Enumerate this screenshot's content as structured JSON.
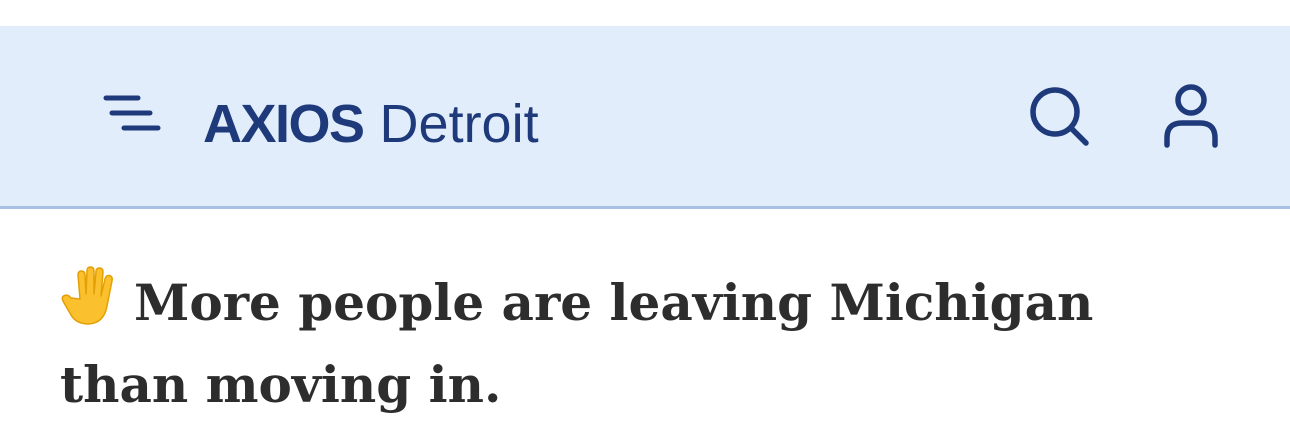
{
  "header": {
    "brand": "AXIOS",
    "city": "Detroit",
    "menu_icon": "menu-icon",
    "search_icon": "search-icon",
    "account_icon": "user-icon",
    "background_color": "#e2edfb",
    "brand_color": "#1e3a7b"
  },
  "article": {
    "emoji_icon": "raised-hand-icon",
    "headline": "More people are leaving Michigan than moving in."
  }
}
---*---
* [PROMPT]: Reproduce every line of the material precisely, omitting its pictures.

* [TASK OUTPUT]:
Enumerate this screenshot's content as structured JSON.
{
  "header": {
    "brand": "AXIOS",
    "city": "Detroit",
    "menu_icon": "menu-icon",
    "search_icon": "search-icon",
    "account_icon": "user-icon",
    "background_color": "#e2edfb",
    "brand_color": "#1e3a7b"
  },
  "article": {
    "emoji_icon": "raised-hand-icon",
    "headline": "More people are leaving Michigan than moving in."
  }
}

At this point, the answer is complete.